RAW DATA –

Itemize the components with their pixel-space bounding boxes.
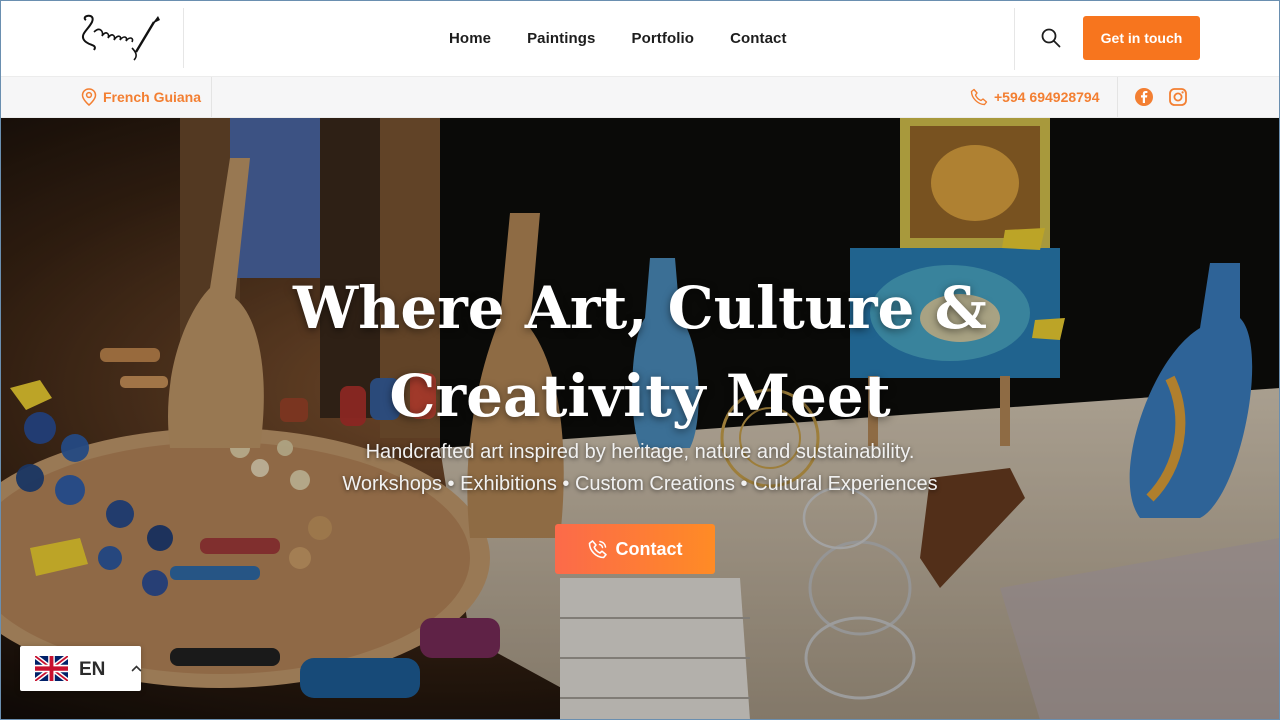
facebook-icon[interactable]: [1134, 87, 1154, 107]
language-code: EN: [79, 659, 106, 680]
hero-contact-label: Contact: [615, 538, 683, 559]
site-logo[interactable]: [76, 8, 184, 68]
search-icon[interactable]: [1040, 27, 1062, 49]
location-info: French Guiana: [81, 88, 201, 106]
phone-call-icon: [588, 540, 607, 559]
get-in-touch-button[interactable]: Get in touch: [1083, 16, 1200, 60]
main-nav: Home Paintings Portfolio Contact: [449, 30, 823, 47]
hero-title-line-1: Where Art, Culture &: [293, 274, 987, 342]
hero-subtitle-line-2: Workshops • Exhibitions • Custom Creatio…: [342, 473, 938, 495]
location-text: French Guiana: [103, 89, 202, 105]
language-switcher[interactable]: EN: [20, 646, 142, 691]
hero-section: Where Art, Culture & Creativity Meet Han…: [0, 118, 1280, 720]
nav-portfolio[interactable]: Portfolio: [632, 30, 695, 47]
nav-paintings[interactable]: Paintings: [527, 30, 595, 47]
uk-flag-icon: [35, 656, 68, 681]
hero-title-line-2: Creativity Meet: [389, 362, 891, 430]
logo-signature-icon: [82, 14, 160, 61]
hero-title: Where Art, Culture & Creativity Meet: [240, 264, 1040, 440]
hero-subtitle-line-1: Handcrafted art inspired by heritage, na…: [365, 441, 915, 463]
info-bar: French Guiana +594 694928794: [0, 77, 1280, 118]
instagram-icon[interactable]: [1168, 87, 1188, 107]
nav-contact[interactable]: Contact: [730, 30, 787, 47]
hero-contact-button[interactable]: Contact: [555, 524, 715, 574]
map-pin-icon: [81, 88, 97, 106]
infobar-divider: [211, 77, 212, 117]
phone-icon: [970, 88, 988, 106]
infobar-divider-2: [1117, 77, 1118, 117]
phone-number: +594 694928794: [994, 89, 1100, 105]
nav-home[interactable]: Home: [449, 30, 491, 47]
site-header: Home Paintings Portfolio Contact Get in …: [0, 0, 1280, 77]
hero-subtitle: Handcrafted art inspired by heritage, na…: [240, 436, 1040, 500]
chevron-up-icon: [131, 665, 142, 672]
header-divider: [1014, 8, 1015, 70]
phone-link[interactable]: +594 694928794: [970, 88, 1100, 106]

* * *

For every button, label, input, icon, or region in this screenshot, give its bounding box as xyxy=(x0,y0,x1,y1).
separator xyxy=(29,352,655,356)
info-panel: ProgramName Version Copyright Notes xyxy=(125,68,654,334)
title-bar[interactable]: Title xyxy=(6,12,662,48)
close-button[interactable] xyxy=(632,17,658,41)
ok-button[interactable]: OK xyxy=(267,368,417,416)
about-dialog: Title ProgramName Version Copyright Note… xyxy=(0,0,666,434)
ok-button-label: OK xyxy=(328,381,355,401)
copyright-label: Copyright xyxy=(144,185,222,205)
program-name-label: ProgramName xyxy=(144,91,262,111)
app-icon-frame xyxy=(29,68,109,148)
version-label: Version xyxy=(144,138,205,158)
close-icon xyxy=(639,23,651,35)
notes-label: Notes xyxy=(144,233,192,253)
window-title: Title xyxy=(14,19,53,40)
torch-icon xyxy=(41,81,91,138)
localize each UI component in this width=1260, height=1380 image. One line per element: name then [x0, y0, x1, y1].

EXERCISE REQUIREMENTS –
Change "location-text" to "location-label" and write out again the listing lines starting with the line that contains "Itemize the components" and going on through the line that contains "language-switcher[interactable]: EN: [20, 646, 142, 691]", with everything else unchanged and the picture left out.

RESULT OF THE TASK –
Itemize the components with their pixel-space bounding boxes.
facebook-icon[interactable]: [1134, 87, 1154, 107]
language-code: EN: [79, 659, 106, 680]
hero-contact-label: Contact: [615, 538, 683, 559]
site-logo[interactable]: [76, 8, 184, 68]
search-icon[interactable]: [1040, 27, 1062, 49]
location-info: French Guiana: [81, 88, 201, 106]
phone-call-icon: [588, 540, 607, 559]
get-in-touch-button[interactable]: Get in touch: [1083, 16, 1200, 60]
main-nav: Home Paintings Portfolio Contact: [449, 30, 823, 47]
hero-title-line-1: Where Art, Culture &: [293, 274, 987, 342]
hero-subtitle-line-2: Workshops • Exhibitions • Custom Creatio…: [342, 473, 938, 495]
location-label: French Guiana: [103, 89, 202, 105]
language-switcher[interactable]: EN: [20, 646, 142, 691]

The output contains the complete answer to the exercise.